§ **What you are asked to do**
Copy the entries below line for line, without changing anything, and leave out the pictures.

§ **Data provided**
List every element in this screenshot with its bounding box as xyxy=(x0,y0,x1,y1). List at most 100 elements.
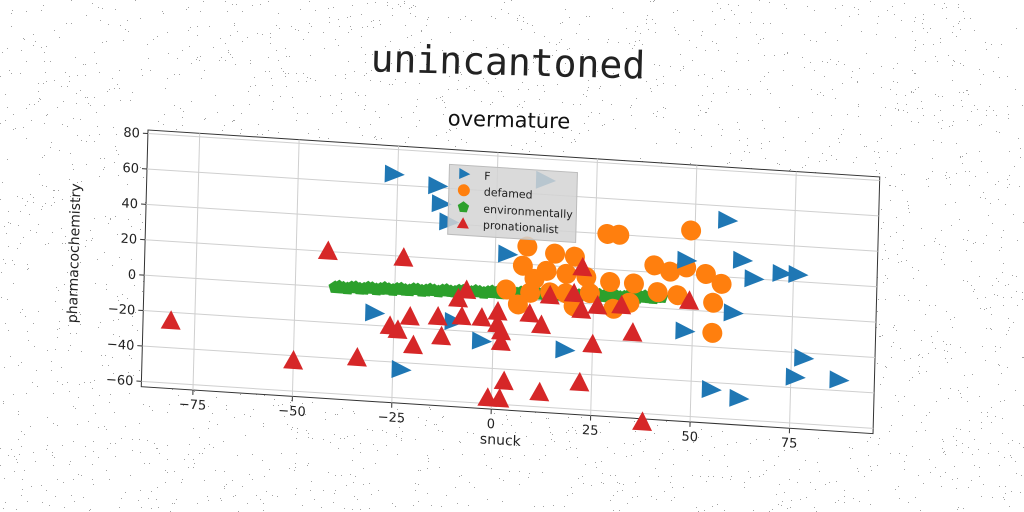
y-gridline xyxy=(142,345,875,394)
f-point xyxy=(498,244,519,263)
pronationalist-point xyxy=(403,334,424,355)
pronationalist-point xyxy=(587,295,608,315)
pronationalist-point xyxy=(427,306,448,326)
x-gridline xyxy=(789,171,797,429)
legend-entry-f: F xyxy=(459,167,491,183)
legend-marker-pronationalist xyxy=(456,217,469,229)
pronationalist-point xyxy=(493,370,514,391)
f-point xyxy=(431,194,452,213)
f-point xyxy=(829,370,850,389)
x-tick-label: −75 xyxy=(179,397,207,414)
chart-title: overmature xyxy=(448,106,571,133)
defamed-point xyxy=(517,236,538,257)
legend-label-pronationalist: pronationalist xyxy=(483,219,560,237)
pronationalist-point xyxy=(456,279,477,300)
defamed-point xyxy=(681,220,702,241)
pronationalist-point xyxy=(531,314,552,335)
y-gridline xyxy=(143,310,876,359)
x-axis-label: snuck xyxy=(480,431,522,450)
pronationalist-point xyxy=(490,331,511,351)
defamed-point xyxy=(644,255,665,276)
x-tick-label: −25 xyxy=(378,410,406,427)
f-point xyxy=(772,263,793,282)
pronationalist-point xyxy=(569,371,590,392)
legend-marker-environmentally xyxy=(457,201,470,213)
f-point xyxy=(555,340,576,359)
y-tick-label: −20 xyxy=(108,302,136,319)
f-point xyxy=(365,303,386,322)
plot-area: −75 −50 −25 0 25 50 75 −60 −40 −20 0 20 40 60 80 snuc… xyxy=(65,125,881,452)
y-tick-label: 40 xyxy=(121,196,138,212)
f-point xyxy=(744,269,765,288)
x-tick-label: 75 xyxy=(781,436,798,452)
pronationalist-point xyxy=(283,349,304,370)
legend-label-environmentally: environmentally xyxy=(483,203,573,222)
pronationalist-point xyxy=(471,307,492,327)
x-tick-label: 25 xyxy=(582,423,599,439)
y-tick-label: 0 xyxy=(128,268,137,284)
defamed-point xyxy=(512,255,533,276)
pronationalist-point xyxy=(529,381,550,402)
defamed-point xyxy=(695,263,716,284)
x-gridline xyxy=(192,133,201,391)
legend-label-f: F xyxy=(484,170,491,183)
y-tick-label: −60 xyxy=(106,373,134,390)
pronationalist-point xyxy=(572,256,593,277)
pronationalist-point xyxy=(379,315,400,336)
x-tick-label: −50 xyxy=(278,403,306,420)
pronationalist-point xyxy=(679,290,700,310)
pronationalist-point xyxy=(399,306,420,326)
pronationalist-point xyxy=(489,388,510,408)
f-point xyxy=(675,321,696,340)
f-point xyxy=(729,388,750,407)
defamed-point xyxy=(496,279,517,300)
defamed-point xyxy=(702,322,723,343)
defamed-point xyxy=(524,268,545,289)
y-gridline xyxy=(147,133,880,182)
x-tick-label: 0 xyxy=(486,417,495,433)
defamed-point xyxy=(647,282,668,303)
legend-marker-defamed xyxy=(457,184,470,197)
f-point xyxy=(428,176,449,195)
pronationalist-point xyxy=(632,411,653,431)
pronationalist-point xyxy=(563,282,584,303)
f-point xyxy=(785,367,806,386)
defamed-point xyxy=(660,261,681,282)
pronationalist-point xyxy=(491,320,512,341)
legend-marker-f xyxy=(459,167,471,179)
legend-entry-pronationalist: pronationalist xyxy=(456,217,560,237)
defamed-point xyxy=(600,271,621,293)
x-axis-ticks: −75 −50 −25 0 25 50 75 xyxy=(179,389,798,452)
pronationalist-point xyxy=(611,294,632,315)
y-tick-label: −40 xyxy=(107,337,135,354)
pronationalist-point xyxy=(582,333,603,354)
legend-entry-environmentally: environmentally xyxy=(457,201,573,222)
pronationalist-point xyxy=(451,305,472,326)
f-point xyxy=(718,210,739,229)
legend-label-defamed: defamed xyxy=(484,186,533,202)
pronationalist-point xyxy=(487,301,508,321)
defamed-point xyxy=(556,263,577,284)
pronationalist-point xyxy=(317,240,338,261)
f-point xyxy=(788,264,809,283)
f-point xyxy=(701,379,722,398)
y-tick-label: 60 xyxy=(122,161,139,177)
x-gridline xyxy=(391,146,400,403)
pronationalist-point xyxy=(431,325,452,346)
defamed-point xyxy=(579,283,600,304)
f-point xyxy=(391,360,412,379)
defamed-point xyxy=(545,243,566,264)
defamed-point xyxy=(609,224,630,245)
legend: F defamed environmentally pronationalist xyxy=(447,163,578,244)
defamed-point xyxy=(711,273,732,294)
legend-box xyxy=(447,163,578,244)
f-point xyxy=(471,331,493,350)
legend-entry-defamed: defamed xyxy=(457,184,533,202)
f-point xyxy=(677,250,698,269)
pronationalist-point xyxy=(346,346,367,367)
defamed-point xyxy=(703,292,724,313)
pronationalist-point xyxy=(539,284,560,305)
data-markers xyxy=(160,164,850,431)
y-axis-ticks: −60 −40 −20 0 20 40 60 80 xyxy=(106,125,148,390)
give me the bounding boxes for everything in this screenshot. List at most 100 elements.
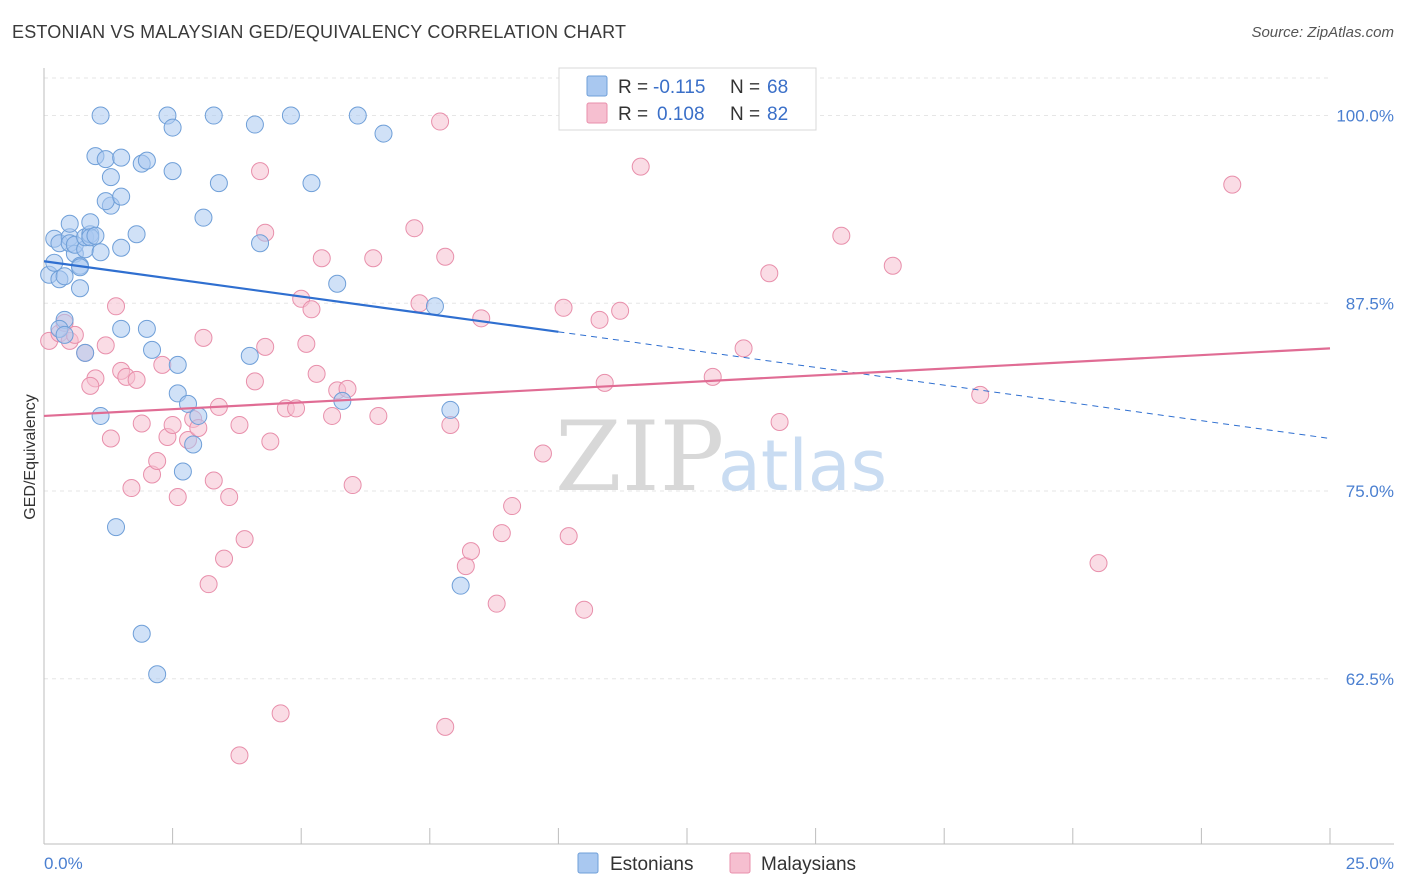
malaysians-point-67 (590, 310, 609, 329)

§ **Completed task**
List every element in this screenshot with its bounding box as xyxy=(x0,y0,x1,y1). List at most 100 elements.
y-gridline xyxy=(142,345,875,394)
f-point xyxy=(498,244,519,263)
pronationalist-point xyxy=(403,334,424,355)
pronationalist-point xyxy=(587,295,608,315)
pronationalist-point xyxy=(427,306,448,326)
x-gridline xyxy=(789,171,797,429)
legend-entry-f: F xyxy=(459,167,491,183)
legend-marker-pronationalist xyxy=(456,217,469,229)
pronationalist-point xyxy=(493,370,514,391)
f-point xyxy=(431,194,452,213)
f-point xyxy=(829,370,850,389)
x-tick-label: −75 xyxy=(179,397,207,414)
chart-title: overmature xyxy=(448,106,571,133)
defamed-point xyxy=(517,236,538,257)
legend-label-pronationalist: pronationalist xyxy=(483,219,560,237)
pronationalist-point xyxy=(456,279,477,300)
defamed-point xyxy=(681,220,702,241)
pronationalist-point xyxy=(531,314,552,335)
y-gridline xyxy=(143,310,876,359)
x-axis-label: snuck xyxy=(480,431,522,450)
pronationalist-point xyxy=(490,331,511,351)
defamed-point xyxy=(644,255,665,276)
x-tick-label: −25 xyxy=(378,410,406,427)
f-point xyxy=(772,263,793,282)
pronationalist-point xyxy=(569,371,590,392)
legend-marker-environmentally xyxy=(457,201,470,213)
f-point xyxy=(555,340,576,359)
y-tick-label: −20 xyxy=(108,302,136,319)
f-point xyxy=(365,303,386,322)
plot-area: −75 −50 −25 0 25 50 75 −60 −40 −20 0 20 40 60 80 snuc… xyxy=(65,125,881,452)
y-tick-label: 40 xyxy=(121,196,138,212)
f-point xyxy=(744,269,765,288)
x-tick-label: 75 xyxy=(781,436,798,452)
pronationalist-point xyxy=(283,349,304,370)
legend-label-environmentally: environmentally xyxy=(483,203,573,222)
pronationalist-point xyxy=(471,307,492,327)
x-tick-label: 25 xyxy=(582,423,599,439)
y-tick-label: 0 xyxy=(128,268,137,284)
defamed-point xyxy=(512,255,533,276)
pronationalist-point xyxy=(529,381,550,402)
defamed-point xyxy=(695,263,716,284)
x-gridline xyxy=(192,133,201,391)
legend-label-f: F xyxy=(484,170,491,183)
y-tick-label: −60 xyxy=(106,373,134,390)
pronationalist-point xyxy=(572,256,593,277)
pronationalist-point xyxy=(379,315,400,336)
x-tick-label: −50 xyxy=(278,403,306,420)
pronationalist-point xyxy=(679,290,700,310)
pronationalist-point xyxy=(399,306,420,326)
pronationalist-point xyxy=(489,388,510,408)
f-point xyxy=(675,321,696,340)
f-point xyxy=(729,388,750,407)
defamed-point xyxy=(496,279,517,300)
defamed-point xyxy=(702,322,723,343)
defamed-point xyxy=(524,268,545,289)
y-gridline xyxy=(147,133,880,182)
x-tick-label: 0 xyxy=(486,417,495,433)
defamed-point xyxy=(647,282,668,303)
legend-marker-defamed xyxy=(457,184,470,197)
f-point xyxy=(428,176,449,195)
pronationalist-point xyxy=(632,411,653,431)
pronationalist-point xyxy=(563,282,584,303)
f-point xyxy=(785,367,806,386)
defamed-point xyxy=(660,261,681,282)
pronationalist-point xyxy=(491,320,512,341)
legend-marker-f xyxy=(459,167,471,179)
legend-entry-pronationalist: pronationalist xyxy=(456,217,560,237)
defamed-point xyxy=(600,271,621,293)
x-axis-ticks: −75 −50 −25 0 25 50 75 xyxy=(179,389,798,452)
pronationalist-point xyxy=(611,294,632,315)
y-tick-label: −40 xyxy=(107,337,135,354)
pronationalist-point xyxy=(582,333,603,354)
legend-entry-environmentally: environmentally xyxy=(457,201,573,222)
pronationalist-point xyxy=(451,305,472,326)
f-point xyxy=(718,210,739,229)
legend-label-defamed: defamed xyxy=(484,186,533,202)
pronationalist-point xyxy=(487,301,508,321)
defamed-point xyxy=(556,263,577,284)
pronationalist-point xyxy=(317,240,338,261)
f-point xyxy=(788,264,809,283)
f-point xyxy=(701,379,722,398)
y-tick-label: 60 xyxy=(122,161,139,177)
x-gridline xyxy=(391,146,400,403)
pronationalist-point xyxy=(431,325,452,346)
defamed-point xyxy=(579,283,600,304)
f-point xyxy=(391,360,412,379)
defamed-point xyxy=(545,243,566,264)
defamed-point xyxy=(609,224,630,245)
legend: F defamed environmentally pronationalist xyxy=(447,163,578,244)
defamed-point xyxy=(711,273,732,294)
legend-box xyxy=(447,163,578,244)
f-point xyxy=(471,331,493,350)
legend-entry-defamed: defamed xyxy=(457,184,533,202)
f-point xyxy=(677,250,698,269)
pronationalist-point xyxy=(346,346,367,367)
defamed-point xyxy=(703,292,724,313)
pronationalist-point xyxy=(539,284,560,305)
data-markers xyxy=(160,164,850,431)
y-axis-ticks: −60 −40 −20 0 20 40 60 80 xyxy=(106,125,148,390)
give me the bounding boxes for everything in this screenshot. List at most 100 elements.
malaysians-point-67 (590, 310, 609, 329)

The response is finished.